(PROBLEM TO WORK ON): Make a tally of the lines in the records that include the string "chưa", and give only that number.
========================
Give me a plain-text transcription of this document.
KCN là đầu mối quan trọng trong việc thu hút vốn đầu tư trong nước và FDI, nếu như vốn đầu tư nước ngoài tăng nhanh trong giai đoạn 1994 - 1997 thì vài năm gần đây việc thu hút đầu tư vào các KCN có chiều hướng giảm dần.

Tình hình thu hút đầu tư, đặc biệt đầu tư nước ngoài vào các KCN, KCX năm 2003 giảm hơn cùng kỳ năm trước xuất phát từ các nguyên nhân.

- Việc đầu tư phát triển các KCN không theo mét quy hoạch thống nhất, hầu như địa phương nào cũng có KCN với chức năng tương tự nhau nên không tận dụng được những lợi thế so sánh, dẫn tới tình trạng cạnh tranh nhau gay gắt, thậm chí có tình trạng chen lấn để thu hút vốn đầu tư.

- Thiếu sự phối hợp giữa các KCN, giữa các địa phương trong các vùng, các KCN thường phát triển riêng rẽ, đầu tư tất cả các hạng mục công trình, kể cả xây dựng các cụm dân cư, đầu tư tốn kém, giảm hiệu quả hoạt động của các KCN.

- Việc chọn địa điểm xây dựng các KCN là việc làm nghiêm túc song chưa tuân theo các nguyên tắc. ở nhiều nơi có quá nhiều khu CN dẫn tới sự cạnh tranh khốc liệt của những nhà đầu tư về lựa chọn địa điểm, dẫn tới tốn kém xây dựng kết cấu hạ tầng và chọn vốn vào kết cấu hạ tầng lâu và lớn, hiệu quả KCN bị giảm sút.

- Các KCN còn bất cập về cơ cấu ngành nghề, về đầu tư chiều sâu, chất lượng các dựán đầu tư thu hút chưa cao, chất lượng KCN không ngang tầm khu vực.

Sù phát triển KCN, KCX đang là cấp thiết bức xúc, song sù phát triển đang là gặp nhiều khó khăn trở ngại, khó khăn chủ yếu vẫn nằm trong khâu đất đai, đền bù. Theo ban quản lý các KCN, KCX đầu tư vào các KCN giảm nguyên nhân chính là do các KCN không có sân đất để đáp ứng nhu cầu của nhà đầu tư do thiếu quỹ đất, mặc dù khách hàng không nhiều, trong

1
========================
(WRITTEN SOLUTION): 2